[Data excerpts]

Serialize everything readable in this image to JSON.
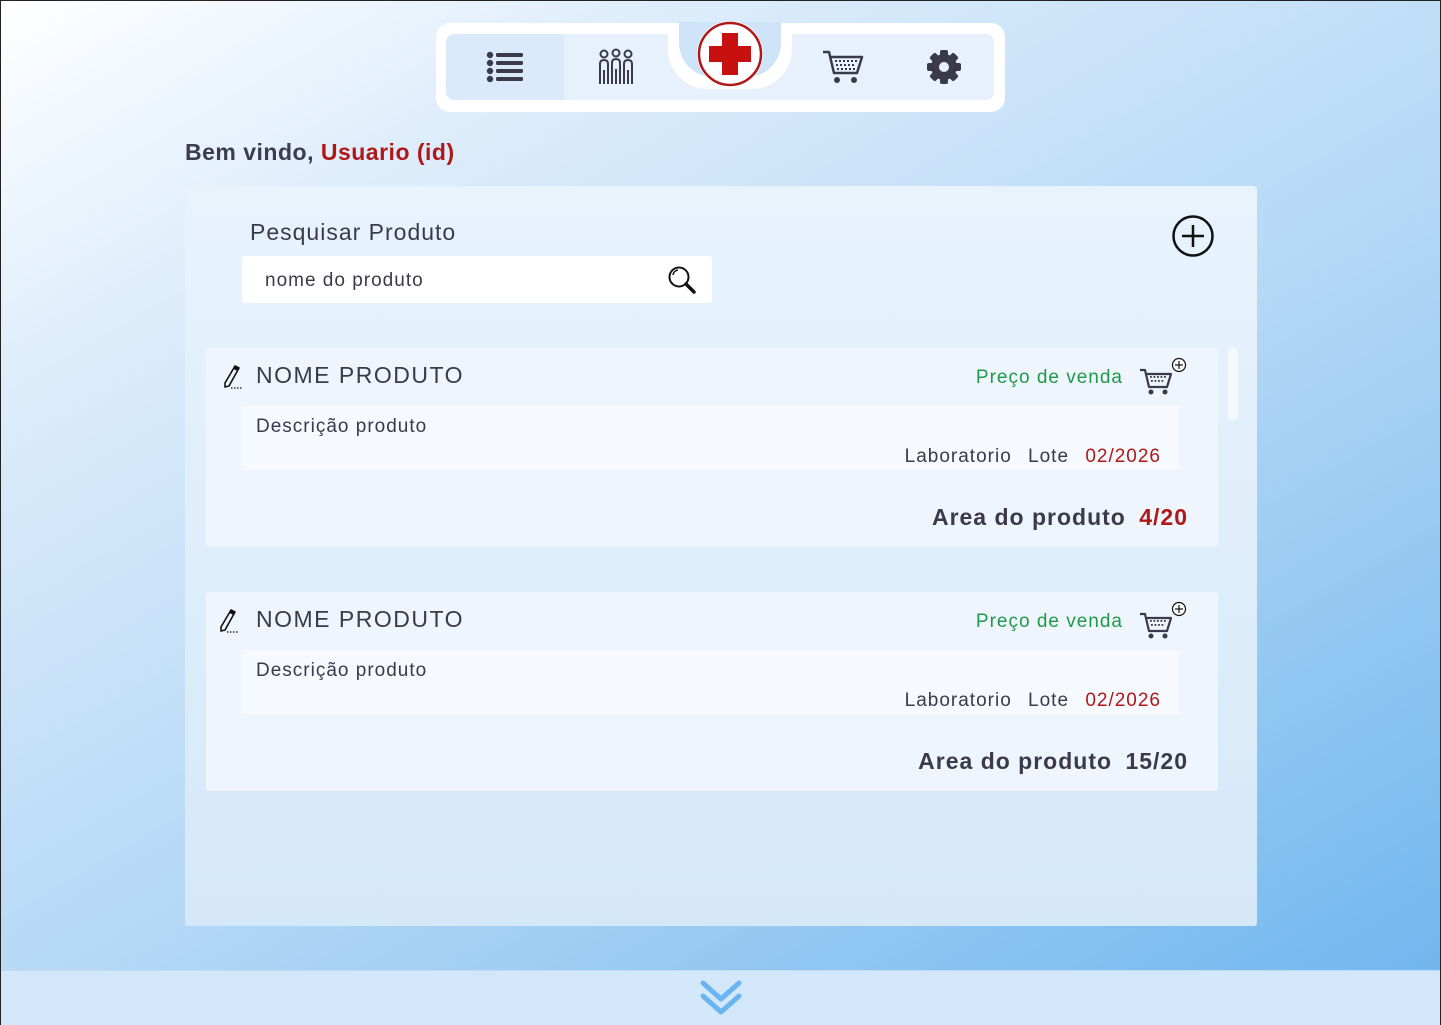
{
  "nav": {
    "items": [
      {
        "icon": "list-icon"
      },
      {
        "icon": "users-icon"
      },
      {
        "icon": "red-cross-icon"
      },
      {
        "icon": "cart-icon"
      },
      {
        "icon": "gear-icon"
      }
    ]
  },
  "welcome": {
    "prefix": "Bem vindo,",
    "user": "Usuario (id)"
  },
  "search": {
    "label": "Pesquisar Produto",
    "placeholder": "nome do produto",
    "value": ""
  },
  "products": [
    {
      "name": "NOME PRODUTO",
      "price_label": "Preço de venda",
      "description": "Descrição produto",
      "laboratorio": "Laboratorio",
      "lote_label": "Lote",
      "lote_date": "02/2026",
      "area_label": "Area do produto",
      "area_count": "4/20"
    },
    {
      "name": "NOME PRODUTO",
      "price_label": "Preço de venda",
      "description": "Descrição produto",
      "laboratorio": "Laboratorio",
      "lote_label": "Lote",
      "lote_date": "02/2026",
      "area_label": "Area do produto",
      "area_count": "15/20"
    }
  ],
  "colors": {
    "accent_red": "#b01818",
    "price_green": "#1e9a4a",
    "text_dark": "#3a3a4a"
  }
}
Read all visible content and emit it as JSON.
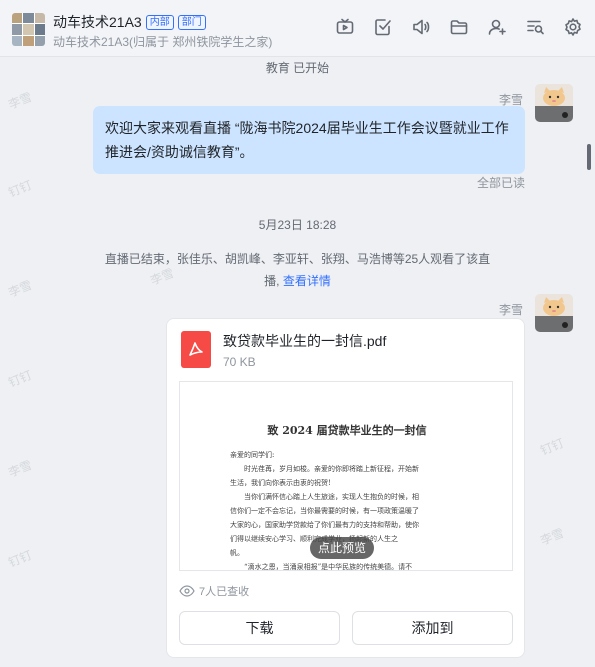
{
  "header": {
    "title": "动车技术21A3",
    "tags": [
      "内部",
      "部门"
    ],
    "subtitle": "动车技术21A3(归属于 郑州铁院学生之家)",
    "toolbar_icons": [
      "video-icon",
      "task-check-icon",
      "announcement-icon",
      "folder-icon",
      "add-member-icon",
      "search-chat-icon",
      "settings-icon"
    ]
  },
  "chat": {
    "watermark": "李雪",
    "watermark2": "钉钉",
    "top_partial": "教育 已开始",
    "msg1": {
      "sender": "李雪",
      "text": "欢迎大家来观看直播 “陇海书院2024届毕业生工作会议暨就业工作推进会/资助诚信教育”。",
      "status": "全部已读"
    },
    "timestamp": "5月23日 18:28",
    "live_end_text": "直播已结束，张佳乐、胡凯峰、李亚轩、张翔、马浩博等25人观看了该直播,",
    "live_end_line1": "直播已结束，张佳乐、胡凯峰、李亚轩、张翔、马浩博等25人观看了该直",
    "live_end_line2": "播,",
    "live_end_link": "查看详情",
    "msg2": {
      "sender": "李雪",
      "file_name": "致贷款毕业生的一封信.pdf",
      "file_size": "70 KB",
      "preview": {
        "doc_title": "致 2024 届贷款毕业生的一封信",
        "lines": [
          "亲爱的同学们:",
          "时光荏苒，岁月如梭。亲爱的你即将踏上新征程，开始新",
          "生活，我们向你表示由衷的祝贺!",
          "当你们满怀信心踏上人生旅途，实现人生抱负的时候，相",
          "信你们一定不会忘记，当你最需要的时候，有一项政策温暖了",
          "大家的心，国家助学贷款给了你们最有力的支持和帮助，使你",
          "们得以继续安心学习、顺利完成学业，扬起新的人生之",
          "帆。",
          "“滴水之恩，当涌泉相报”是中华民族的传统美德。请不"
        ],
        "preview_button": "点此预览"
      },
      "views": "7人已查收",
      "download_label": "下载",
      "add_to_label": "添加到"
    }
  }
}
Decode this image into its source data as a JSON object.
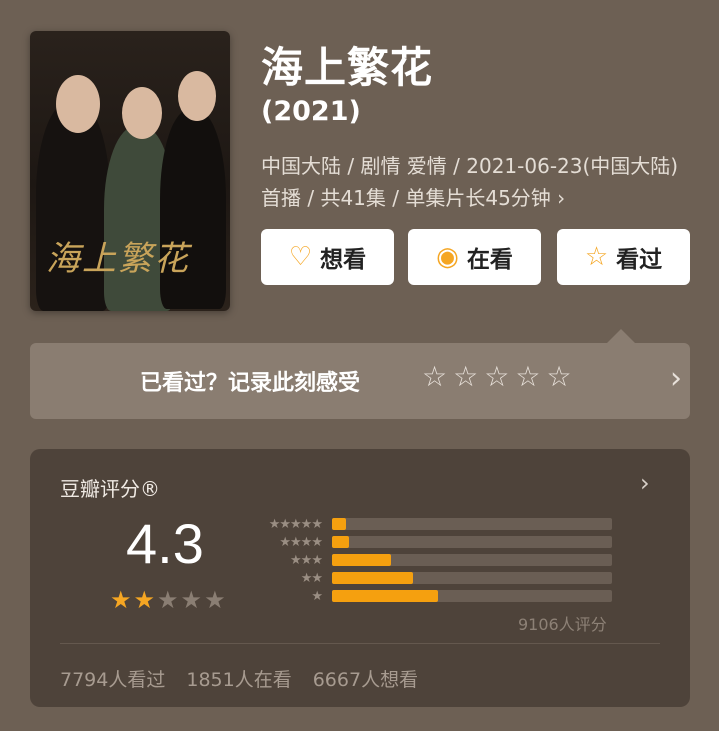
{
  "movie": {
    "title": "海上繁花",
    "year": "(2021)",
    "meta_line": "中国大陆 / 剧情 爱情 / 2021-06-23(中国大陆)首播 / 共41集 / 单集片长45分钟",
    "meta_chevron": "›",
    "poster_title": "海上繁花"
  },
  "actions": {
    "want": {
      "icon": "heart-plus-icon",
      "glyph": "♡",
      "label": "想看"
    },
    "watching": {
      "icon": "target-icon",
      "glyph": "◉",
      "label": "在看"
    },
    "watched": {
      "icon": "star-outline-icon",
      "glyph": "☆",
      "label": "看过"
    }
  },
  "record": {
    "label": "已看过？记录此刻感受",
    "empty_star": "☆",
    "star_count": 5,
    "chevron": "›"
  },
  "rating": {
    "title": "豆瓣评分®",
    "chevron": "›",
    "score": "4.3",
    "score_stars_filled": 2,
    "score_stars_total": 5,
    "filled_star_color": "#f5a623",
    "empty_star_color": "#8a7e73",
    "distribution": [
      {
        "label": "★★★★★",
        "fraction": 0.05
      },
      {
        "label": "★★★★",
        "fraction": 0.06
      },
      {
        "label": "★★★",
        "fraction": 0.21
      },
      {
        "label": "★★",
        "fraction": 0.29
      },
      {
        "label": "★",
        "fraction": 0.38
      }
    ],
    "rating_count": "9106人评分",
    "stats": {
      "watched": "7794人看过",
      "watching": "1851人在看",
      "want": "6667人想看"
    }
  },
  "colors": {
    "background": "#6d6054",
    "accent": "#f5a623",
    "bar_fill": "#f5a00f",
    "card": "#4e433a"
  }
}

_WHAT NEEDS TO BE DONE:_
Exclude the pictures and transcribe all of the entries exactly.

_OUTPUT OF THE TASK:_
Serialize everything readable in this image to JSON.
{
  "nav": {
    "items": [
      {
        "icon": "list-icon"
      },
      {
        "icon": "users-icon"
      },
      {
        "icon": "red-cross-icon"
      },
      {
        "icon": "cart-icon"
      },
      {
        "icon": "gear-icon"
      }
    ]
  },
  "welcome": {
    "prefix": "Bem vindo,",
    "user": "Usuario (id)"
  },
  "search": {
    "label": "Pesquisar Produto",
    "placeholder": "nome do produto",
    "value": ""
  },
  "products": [
    {
      "name": "NOME PRODUTO",
      "price_label": "Preço de venda",
      "description": "Descrição produto",
      "laboratorio": "Laboratorio",
      "lote_label": "Lote",
      "lote_date": "02/2026",
      "area_label": "Area do produto",
      "area_count": "4/20"
    },
    {
      "name": "NOME PRODUTO",
      "price_label": "Preço de venda",
      "description": "Descrição produto",
      "laboratorio": "Laboratorio",
      "lote_label": "Lote",
      "lote_date": "02/2026",
      "area_label": "Area do produto",
      "area_count": "15/20"
    }
  ],
  "colors": {
    "accent_red": "#b01818",
    "price_green": "#1e9a4a",
    "text_dark": "#3a3a4a"
  }
}
Read all visible content and emit it as JSON.
{
  "header": {
    "title": "动车技术21A3",
    "tags": [
      "内部",
      "部门"
    ],
    "subtitle": "动车技术21A3(归属于 郑州铁院学生之家)",
    "toolbar_icons": [
      "video-icon",
      "task-check-icon",
      "announcement-icon",
      "folder-icon",
      "add-member-icon",
      "search-chat-icon",
      "settings-icon"
    ]
  },
  "chat": {
    "watermark": "李雪",
    "watermark2": "钉钉",
    "top_partial": "教育 已开始",
    "msg1": {
      "sender": "李雪",
      "text": "欢迎大家来观看直播 “陇海书院2024届毕业生工作会议暨就业工作推进会/资助诚信教育”。",
      "status": "全部已读"
    },
    "timestamp": "5月23日 18:28",
    "live_end_text": "直播已结束，张佳乐、胡凯峰、李亚轩、张翔、马浩博等25人观看了该直播,",
    "live_end_line1": "直播已结束，张佳乐、胡凯峰、李亚轩、张翔、马浩博等25人观看了该直",
    "live_end_line2": "播,",
    "live_end_link": "查看详情",
    "msg2": {
      "sender": "李雪",
      "file_name": "致贷款毕业生的一封信.pdf",
      "file_size": "70 KB",
      "preview": {
        "doc_title": "致 2024 届贷款毕业生的一封信",
        "lines": [
          "亲爱的同学们:",
          "时光荏苒，岁月如梭。亲爱的你即将踏上新征程，开始新",
          "生活，我们向你表示由衷的祝贺!",
          "当你们满怀信心踏上人生旅途，实现人生抱负的时候，相",
          "信你们一定不会忘记，当你最需要的时候，有一项政策温暖了",
          "大家的心，国家助学贷款给了你们最有力的支持和帮助，使你",
          "们得以继续安心学习、顺利完成学业，扬起新的人生之",
          "帆。",
          "“滴水之恩，当涌泉相报”是中华民族的传统美德。请不"
        ],
        "preview_button": "点此预览"
      },
      "views": "7人已查收",
      "download_label": "下载",
      "add_to_label": "添加到"
    }
  }
}
Decode this image into its source data as a JSON object.
{
  "movie": {
    "title": "海上繁花",
    "year": "(2021)",
    "meta_line": "中国大陆 / 剧情 爱情 / 2021-06-23(中国大陆)首播 / 共41集 / 单集片长45分钟",
    "meta_chevron": "›",
    "poster_title": "海上繁花"
  },
  "actions": {
    "want": {
      "icon": "heart-plus-icon",
      "glyph": "♡",
      "label": "想看"
    },
    "watching": {
      "icon": "target-icon",
      "glyph": "◉",
      "label": "在看"
    },
    "watched": {
      "icon": "star-outline-icon",
      "glyph": "☆",
      "label": "看过"
    }
  },
  "record": {
    "label": "已看过？记录此刻感受",
    "empty_star": "☆",
    "star_count": 5,
    "chevron": "›"
  },
  "rating": {
    "title": "豆瓣评分®",
    "chevron": "›",
    "score": "4.3",
    "score_stars_filled": 2,
    "score_stars_total": 5,
    "filled_star_color": "#f5a623",
    "empty_star_color": "#8a7e73",
    "distribution": [
      {
        "label": "★★★★★",
        "fraction": 0.05
      },
      {
        "label": "★★★★",
        "fraction": 0.06
      },
      {
        "label": "★★★",
        "fraction": 0.21
      },
      {
        "label": "★★",
        "fraction": 0.29
      },
      {
        "label": "★",
        "fraction": 0.38
      }
    ],
    "rating_count": "9106人评分",
    "stats": {
      "watched": "7794人看过",
      "watching": "1851人在看",
      "want": "6667人想看"
    }
  },
  "colors": {
    "background": "#6d6054",
    "accent": "#f5a623",
    "bar_fill": "#f5a00f",
    "card": "#4e433a"
  }
}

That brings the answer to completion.